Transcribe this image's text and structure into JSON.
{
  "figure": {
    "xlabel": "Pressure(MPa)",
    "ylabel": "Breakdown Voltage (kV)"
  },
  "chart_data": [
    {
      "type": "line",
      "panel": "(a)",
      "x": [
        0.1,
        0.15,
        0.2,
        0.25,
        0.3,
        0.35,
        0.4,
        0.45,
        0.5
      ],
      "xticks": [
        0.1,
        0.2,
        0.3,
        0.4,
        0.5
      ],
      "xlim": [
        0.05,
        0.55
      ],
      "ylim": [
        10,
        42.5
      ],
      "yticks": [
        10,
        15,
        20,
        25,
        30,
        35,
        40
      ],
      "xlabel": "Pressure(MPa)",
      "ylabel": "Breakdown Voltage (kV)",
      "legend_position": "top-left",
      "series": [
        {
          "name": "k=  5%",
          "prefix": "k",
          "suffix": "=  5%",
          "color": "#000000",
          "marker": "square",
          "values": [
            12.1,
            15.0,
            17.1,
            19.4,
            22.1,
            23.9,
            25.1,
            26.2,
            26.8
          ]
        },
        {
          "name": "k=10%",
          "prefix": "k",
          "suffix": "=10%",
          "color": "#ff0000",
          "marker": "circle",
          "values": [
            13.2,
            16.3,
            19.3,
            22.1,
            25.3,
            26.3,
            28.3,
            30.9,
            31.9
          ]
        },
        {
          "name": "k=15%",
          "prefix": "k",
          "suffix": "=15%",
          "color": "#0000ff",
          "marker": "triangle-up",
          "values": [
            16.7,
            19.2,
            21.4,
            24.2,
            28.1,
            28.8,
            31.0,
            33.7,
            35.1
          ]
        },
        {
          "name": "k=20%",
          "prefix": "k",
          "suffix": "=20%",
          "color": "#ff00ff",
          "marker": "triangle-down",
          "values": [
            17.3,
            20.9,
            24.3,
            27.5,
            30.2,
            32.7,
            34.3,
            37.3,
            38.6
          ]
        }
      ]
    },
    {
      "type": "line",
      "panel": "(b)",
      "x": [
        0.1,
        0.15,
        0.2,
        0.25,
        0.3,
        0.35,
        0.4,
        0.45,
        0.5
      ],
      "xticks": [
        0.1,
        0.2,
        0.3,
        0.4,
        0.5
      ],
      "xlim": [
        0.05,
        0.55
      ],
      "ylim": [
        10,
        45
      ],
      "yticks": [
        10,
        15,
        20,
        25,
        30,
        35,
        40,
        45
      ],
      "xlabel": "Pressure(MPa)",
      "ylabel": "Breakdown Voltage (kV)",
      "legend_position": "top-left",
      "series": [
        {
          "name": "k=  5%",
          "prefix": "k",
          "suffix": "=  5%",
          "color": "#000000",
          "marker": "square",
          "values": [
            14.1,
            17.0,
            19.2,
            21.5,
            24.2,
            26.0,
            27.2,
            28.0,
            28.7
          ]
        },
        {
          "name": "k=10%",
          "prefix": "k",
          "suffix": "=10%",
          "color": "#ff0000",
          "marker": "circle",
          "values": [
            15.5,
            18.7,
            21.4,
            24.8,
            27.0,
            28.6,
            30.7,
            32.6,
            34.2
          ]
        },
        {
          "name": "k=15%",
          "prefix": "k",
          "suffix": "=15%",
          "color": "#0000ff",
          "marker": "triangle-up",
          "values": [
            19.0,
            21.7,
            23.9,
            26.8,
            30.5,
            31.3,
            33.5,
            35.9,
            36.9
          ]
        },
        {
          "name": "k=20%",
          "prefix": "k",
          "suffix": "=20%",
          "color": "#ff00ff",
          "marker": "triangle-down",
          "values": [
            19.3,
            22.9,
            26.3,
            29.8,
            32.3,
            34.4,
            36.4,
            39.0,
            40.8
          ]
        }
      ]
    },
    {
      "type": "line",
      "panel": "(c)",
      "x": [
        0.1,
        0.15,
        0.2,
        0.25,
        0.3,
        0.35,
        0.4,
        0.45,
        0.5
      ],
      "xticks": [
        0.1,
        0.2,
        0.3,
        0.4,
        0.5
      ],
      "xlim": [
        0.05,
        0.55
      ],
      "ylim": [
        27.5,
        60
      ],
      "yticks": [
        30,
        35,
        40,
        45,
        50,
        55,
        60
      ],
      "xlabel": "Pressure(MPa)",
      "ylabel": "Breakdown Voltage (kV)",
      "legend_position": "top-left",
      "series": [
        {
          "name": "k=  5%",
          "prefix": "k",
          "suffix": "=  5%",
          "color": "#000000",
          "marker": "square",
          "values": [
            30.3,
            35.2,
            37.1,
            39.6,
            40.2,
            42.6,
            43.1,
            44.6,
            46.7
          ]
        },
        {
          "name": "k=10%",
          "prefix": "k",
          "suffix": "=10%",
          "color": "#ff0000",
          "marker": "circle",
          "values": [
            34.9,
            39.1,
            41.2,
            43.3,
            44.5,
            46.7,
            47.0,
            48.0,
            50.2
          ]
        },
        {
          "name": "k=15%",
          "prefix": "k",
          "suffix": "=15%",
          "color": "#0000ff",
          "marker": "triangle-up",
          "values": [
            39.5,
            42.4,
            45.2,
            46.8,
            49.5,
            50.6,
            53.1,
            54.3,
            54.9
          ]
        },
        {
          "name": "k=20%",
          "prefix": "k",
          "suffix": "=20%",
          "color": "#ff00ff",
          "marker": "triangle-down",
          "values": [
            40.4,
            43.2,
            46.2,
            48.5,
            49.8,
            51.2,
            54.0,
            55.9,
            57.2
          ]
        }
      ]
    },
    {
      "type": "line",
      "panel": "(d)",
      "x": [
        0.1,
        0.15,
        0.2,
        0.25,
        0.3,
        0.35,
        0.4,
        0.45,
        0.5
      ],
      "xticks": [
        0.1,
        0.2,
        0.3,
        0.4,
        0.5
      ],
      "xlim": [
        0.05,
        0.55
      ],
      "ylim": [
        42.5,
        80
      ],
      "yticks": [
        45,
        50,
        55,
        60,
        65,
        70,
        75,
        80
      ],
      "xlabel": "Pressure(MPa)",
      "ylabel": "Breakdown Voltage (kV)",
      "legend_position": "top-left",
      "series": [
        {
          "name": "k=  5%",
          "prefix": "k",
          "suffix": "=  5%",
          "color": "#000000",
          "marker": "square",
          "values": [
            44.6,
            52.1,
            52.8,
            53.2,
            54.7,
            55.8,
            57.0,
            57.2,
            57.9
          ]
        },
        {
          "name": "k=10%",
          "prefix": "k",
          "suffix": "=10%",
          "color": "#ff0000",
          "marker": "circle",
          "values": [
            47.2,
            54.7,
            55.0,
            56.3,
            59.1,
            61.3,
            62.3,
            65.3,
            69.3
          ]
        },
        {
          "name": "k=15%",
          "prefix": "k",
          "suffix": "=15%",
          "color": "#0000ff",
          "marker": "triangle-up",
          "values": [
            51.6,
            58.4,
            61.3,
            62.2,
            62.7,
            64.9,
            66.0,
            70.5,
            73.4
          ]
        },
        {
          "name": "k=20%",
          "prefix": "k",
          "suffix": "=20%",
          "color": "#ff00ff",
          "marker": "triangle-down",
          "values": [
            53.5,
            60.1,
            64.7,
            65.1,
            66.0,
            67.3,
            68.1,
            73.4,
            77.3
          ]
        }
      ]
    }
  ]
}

_____

• **Required work**: Every line above should be written out again exactly as it stands.

• **The answer**:
Transcribe this image's text and structure into JSON.
{
  "figure": {
    "xlabel": "Pressure(MPa)",
    "ylabel": "Breakdown Voltage (kV)"
  },
  "chart_data": [
    {
      "type": "line",
      "panel": "(a)",
      "x": [
        0.1,
        0.15,
        0.2,
        0.25,
        0.3,
        0.35,
        0.4,
        0.45,
        0.5
      ],
      "xticks": [
        0.1,
        0.2,
        0.3,
        0.4,
        0.5
      ],
      "xlim": [
        0.05,
        0.55
      ],
      "ylim": [
        10,
        42.5
      ],
      "yticks": [
        10,
        15,
        20,
        25,
        30,
        35,
        40
      ],
      "xlabel": "Pressure(MPa)",
      "ylabel": "Breakdown Voltage (kV)",
      "legend_position": "top-left",
      "series": [
        {
          "name": "k=  5%",
          "prefix": "k",
          "suffix": "=  5%",
          "color": "#000000",
          "marker": "square",
          "values": [
            12.1,
            15.0,
            17.1,
            19.4,
            22.1,
            23.9,
            25.1,
            26.2,
            26.8
          ]
        },
        {
          "name": "k=10%",
          "prefix": "k",
          "suffix": "=10%",
          "color": "#ff0000",
          "marker": "circle",
          "values": [
            13.2,
            16.3,
            19.3,
            22.1,
            25.3,
            26.3,
            28.3,
            30.9,
            31.9
          ]
        },
        {
          "name": "k=15%",
          "prefix": "k",
          "suffix": "=15%",
          "color": "#0000ff",
          "marker": "triangle-up",
          "values": [
            16.7,
            19.2,
            21.4,
            24.2,
            28.1,
            28.8,
            31.0,
            33.7,
            35.1
          ]
        },
        {
          "name": "k=20%",
          "prefix": "k",
          "suffix": "=20%",
          "color": "#ff00ff",
          "marker": "triangle-down",
          "values": [
            17.3,
            20.9,
            24.3,
            27.5,
            30.2,
            32.7,
            34.3,
            37.3,
            38.6
          ]
        }
      ]
    },
    {
      "type": "line",
      "panel": "(b)",
      "x": [
        0.1,
        0.15,
        0.2,
        0.25,
        0.3,
        0.35,
        0.4,
        0.45,
        0.5
      ],
      "xticks": [
        0.1,
        0.2,
        0.3,
        0.4,
        0.5
      ],
      "xlim": [
        0.05,
        0.55
      ],
      "ylim": [
        10,
        45
      ],
      "yticks": [
        10,
        15,
        20,
        25,
        30,
        35,
        40,
        45
      ],
      "xlabel": "Pressure(MPa)",
      "ylabel": "Breakdown Voltage (kV)",
      "legend_position": "top-left",
      "series": [
        {
          "name": "k=  5%",
          "prefix": "k",
          "suffix": "=  5%",
          "color": "#000000",
          "marker": "square",
          "values": [
            14.1,
            17.0,
            19.2,
            21.5,
            24.2,
            26.0,
            27.2,
            28.0,
            28.7
          ]
        },
        {
          "name": "k=10%",
          "prefix": "k",
          "suffix": "=10%",
          "color": "#ff0000",
          "marker": "circle",
          "values": [
            15.5,
            18.7,
            21.4,
            24.8,
            27.0,
            28.6,
            30.7,
            32.6,
            34.2
          ]
        },
        {
          "name": "k=15%",
          "prefix": "k",
          "suffix": "=15%",
          "color": "#0000ff",
          "marker": "triangle-up",
          "values": [
            19.0,
            21.7,
            23.9,
            26.8,
            30.5,
            31.3,
            33.5,
            35.9,
            36.9
          ]
        },
        {
          "name": "k=20%",
          "prefix": "k",
          "suffix": "=20%",
          "color": "#ff00ff",
          "marker": "triangle-down",
          "values": [
            19.3,
            22.9,
            26.3,
            29.8,
            32.3,
            34.4,
            36.4,
            39.0,
            40.8
          ]
        }
      ]
    },
    {
      "type": "line",
      "panel": "(c)",
      "x": [
        0.1,
        0.15,
        0.2,
        0.25,
        0.3,
        0.35,
        0.4,
        0.45,
        0.5
      ],
      "xticks": [
        0.1,
        0.2,
        0.3,
        0.4,
        0.5
      ],
      "xlim": [
        0.05,
        0.55
      ],
      "ylim": [
        27.5,
        60
      ],
      "yticks": [
        30,
        35,
        40,
        45,
        50,
        55,
        60
      ],
      "xlabel": "Pressure(MPa)",
      "ylabel": "Breakdown Voltage (kV)",
      "legend_position": "top-left",
      "series": [
        {
          "name": "k=  5%",
          "prefix": "k",
          "suffix": "=  5%",
          "color": "#000000",
          "marker": "square",
          "values": [
            30.3,
            35.2,
            37.1,
            39.6,
            40.2,
            42.6,
            43.1,
            44.6,
            46.7
          ]
        },
        {
          "name": "k=10%",
          "prefix": "k",
          "suffix": "=10%",
          "color": "#ff0000",
          "marker": "circle",
          "values": [
            34.9,
            39.1,
            41.2,
            43.3,
            44.5,
            46.7,
            47.0,
            48.0,
            50.2
          ]
        },
        {
          "name": "k=15%",
          "prefix": "k",
          "suffix": "=15%",
          "color": "#0000ff",
          "marker": "triangle-up",
          "values": [
            39.5,
            42.4,
            45.2,
            46.8,
            49.5,
            50.6,
            53.1,
            54.3,
            54.9
          ]
        },
        {
          "name": "k=20%",
          "prefix": "k",
          "suffix": "=20%",
          "color": "#ff00ff",
          "marker": "triangle-down",
          "values": [
            40.4,
            43.2,
            46.2,
            48.5,
            49.8,
            51.2,
            54.0,
            55.9,
            57.2
          ]
        }
      ]
    },
    {
      "type": "line",
      "panel": "(d)",
      "x": [
        0.1,
        0.15,
        0.2,
        0.25,
        0.3,
        0.35,
        0.4,
        0.45,
        0.5
      ],
      "xticks": [
        0.1,
        0.2,
        0.3,
        0.4,
        0.5
      ],
      "xlim": [
        0.05,
        0.55
      ],
      "ylim": [
        42.5,
        80
      ],
      "yticks": [
        45,
        50,
        55,
        60,
        65,
        70,
        75,
        80
      ],
      "xlabel": "Pressure(MPa)",
      "ylabel": "Breakdown Voltage (kV)",
      "legend_position": "top-left",
      "series": [
        {
          "name": "k=  5%",
          "prefix": "k",
          "suffix": "=  5%",
          "color": "#000000",
          "marker": "square",
          "values": [
            44.6,
            52.1,
            52.8,
            53.2,
            54.7,
            55.8,
            57.0,
            57.2,
            57.9
          ]
        },
        {
          "name": "k=10%",
          "prefix": "k",
          "suffix": "=10%",
          "color": "#ff0000",
          "marker": "circle",
          "values": [
            47.2,
            54.7,
            55.0,
            56.3,
            59.1,
            61.3,
            62.3,
            65.3,
            69.3
          ]
        },
        {
          "name": "k=15%",
          "prefix": "k",
          "suffix": "=15%",
          "color": "#0000ff",
          "marker": "triangle-up",
          "values": [
            51.6,
            58.4,
            61.3,
            62.2,
            62.7,
            64.9,
            66.0,
            70.5,
            73.4
          ]
        },
        {
          "name": "k=20%",
          "prefix": "k",
          "suffix": "=20%",
          "color": "#ff00ff",
          "marker": "triangle-down",
          "values": [
            53.5,
            60.1,
            64.7,
            65.1,
            66.0,
            67.3,
            68.1,
            73.4,
            77.3
          ]
        }
      ]
    }
  ]
}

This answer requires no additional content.